(Data entries)
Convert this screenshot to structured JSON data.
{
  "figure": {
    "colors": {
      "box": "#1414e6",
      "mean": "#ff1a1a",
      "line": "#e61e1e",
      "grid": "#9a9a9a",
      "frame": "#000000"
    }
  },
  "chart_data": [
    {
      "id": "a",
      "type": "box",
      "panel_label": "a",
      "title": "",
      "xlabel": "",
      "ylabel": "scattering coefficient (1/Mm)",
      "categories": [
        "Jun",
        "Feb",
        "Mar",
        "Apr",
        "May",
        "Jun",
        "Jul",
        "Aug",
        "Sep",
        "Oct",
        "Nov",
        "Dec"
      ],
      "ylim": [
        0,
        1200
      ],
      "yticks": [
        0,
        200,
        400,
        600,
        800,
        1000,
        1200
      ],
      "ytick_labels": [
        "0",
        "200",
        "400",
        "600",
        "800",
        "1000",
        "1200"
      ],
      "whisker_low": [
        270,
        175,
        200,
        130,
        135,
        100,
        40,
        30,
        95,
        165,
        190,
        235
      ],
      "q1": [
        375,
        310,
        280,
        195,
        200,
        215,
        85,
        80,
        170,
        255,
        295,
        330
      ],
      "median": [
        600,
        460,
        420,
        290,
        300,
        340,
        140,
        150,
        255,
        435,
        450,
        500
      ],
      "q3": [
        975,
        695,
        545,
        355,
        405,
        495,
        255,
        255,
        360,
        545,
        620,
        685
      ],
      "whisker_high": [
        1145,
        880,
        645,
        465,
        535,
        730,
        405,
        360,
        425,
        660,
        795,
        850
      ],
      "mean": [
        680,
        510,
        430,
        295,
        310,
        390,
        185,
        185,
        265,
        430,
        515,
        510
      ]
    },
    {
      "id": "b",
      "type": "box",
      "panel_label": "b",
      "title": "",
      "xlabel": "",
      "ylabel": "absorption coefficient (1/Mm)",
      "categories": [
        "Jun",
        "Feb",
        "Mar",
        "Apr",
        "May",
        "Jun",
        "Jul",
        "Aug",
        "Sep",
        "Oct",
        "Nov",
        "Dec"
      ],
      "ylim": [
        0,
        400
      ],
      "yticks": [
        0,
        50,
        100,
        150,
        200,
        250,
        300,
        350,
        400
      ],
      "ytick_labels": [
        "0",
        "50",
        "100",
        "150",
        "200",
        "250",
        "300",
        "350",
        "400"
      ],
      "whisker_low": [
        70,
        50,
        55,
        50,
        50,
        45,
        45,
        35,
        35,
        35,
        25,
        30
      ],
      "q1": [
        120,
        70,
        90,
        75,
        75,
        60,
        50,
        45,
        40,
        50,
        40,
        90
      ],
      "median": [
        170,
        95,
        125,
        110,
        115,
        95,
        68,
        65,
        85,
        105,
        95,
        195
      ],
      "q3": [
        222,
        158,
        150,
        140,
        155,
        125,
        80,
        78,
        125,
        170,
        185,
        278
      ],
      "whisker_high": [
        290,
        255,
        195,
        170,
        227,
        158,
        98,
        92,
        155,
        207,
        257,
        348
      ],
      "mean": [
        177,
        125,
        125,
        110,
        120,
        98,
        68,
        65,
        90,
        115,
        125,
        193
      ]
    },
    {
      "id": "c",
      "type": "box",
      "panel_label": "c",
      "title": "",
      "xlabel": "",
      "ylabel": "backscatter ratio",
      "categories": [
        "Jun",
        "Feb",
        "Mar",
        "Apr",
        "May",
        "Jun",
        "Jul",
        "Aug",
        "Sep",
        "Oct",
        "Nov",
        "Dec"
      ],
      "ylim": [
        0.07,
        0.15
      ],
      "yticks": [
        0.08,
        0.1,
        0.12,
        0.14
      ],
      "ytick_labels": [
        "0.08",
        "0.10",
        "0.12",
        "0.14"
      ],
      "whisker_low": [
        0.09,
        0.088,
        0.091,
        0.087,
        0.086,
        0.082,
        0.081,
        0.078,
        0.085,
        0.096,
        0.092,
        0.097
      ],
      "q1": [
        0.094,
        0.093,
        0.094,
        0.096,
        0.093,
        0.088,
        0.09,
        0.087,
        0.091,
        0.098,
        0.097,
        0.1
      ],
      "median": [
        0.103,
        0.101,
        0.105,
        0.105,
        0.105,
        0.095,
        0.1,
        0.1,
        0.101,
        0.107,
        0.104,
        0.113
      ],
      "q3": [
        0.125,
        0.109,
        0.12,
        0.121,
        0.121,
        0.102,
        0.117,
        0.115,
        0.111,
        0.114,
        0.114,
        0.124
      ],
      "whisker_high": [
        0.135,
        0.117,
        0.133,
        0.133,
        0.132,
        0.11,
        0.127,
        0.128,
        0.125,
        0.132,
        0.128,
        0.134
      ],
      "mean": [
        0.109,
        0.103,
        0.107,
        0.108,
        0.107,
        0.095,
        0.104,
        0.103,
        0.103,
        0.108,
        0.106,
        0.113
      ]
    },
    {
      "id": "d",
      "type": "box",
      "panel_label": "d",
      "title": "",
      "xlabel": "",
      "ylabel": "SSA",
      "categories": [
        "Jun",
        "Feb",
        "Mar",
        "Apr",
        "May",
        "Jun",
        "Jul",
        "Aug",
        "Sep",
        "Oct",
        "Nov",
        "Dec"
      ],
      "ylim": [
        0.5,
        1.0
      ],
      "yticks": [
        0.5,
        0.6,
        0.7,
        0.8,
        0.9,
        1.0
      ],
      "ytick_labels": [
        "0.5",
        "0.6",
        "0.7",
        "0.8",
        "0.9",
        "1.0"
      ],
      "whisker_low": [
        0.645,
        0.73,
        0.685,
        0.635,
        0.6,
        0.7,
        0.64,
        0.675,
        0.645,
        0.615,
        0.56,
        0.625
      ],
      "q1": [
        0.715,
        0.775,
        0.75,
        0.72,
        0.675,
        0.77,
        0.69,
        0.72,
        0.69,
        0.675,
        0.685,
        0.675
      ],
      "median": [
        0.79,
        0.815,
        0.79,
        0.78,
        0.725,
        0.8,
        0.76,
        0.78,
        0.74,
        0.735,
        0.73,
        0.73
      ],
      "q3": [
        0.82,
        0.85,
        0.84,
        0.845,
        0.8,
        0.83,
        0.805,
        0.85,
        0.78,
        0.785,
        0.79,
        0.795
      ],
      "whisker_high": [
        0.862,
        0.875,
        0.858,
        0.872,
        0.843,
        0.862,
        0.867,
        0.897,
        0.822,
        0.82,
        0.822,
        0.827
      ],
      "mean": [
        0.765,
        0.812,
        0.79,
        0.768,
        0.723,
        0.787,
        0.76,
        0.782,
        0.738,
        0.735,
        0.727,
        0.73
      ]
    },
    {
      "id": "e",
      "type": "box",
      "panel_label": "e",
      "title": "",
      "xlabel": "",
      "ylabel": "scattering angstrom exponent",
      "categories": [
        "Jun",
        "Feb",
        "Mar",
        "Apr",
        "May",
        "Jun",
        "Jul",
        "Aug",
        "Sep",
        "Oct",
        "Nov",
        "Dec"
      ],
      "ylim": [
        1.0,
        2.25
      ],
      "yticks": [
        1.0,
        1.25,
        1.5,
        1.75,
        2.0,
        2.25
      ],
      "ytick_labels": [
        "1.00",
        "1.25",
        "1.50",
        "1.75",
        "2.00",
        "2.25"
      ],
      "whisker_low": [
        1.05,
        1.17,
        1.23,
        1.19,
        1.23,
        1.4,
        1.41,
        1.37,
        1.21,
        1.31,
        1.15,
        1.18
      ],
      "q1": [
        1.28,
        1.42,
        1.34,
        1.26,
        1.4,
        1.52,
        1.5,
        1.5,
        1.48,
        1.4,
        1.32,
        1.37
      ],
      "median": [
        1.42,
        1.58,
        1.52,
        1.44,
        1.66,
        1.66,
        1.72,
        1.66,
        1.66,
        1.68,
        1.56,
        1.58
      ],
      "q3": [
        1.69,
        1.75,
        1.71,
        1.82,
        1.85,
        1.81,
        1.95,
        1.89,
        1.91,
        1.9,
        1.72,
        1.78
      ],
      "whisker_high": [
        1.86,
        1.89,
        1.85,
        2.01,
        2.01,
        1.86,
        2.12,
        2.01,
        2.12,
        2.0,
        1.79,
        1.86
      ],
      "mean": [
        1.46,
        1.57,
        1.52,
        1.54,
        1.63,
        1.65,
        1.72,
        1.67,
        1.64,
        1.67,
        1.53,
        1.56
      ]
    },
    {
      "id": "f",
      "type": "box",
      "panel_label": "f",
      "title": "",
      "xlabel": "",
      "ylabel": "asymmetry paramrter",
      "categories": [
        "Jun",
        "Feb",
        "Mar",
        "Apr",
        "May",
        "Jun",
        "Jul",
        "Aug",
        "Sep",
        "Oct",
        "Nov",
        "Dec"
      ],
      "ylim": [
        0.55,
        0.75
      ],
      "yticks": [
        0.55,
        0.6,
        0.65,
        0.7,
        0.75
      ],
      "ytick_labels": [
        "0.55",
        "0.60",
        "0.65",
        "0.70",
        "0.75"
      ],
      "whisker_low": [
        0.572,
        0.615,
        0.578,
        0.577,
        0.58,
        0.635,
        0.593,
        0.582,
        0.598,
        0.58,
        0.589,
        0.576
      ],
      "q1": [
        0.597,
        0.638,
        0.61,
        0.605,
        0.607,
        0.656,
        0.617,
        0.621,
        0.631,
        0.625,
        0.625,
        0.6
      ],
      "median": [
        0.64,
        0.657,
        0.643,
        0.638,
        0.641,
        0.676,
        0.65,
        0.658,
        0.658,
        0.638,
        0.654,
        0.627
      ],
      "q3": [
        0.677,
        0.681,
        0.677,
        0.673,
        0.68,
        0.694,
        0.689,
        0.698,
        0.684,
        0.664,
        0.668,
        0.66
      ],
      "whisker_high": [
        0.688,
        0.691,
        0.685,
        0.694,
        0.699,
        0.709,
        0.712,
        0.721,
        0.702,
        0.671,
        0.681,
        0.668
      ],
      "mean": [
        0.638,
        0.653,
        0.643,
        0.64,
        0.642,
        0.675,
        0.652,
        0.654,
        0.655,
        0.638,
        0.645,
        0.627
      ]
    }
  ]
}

**What you have to do:**
The word "scattering" may appear on some lines of these records; state how many such lines there are, and nothing else.

**Written answer:**
2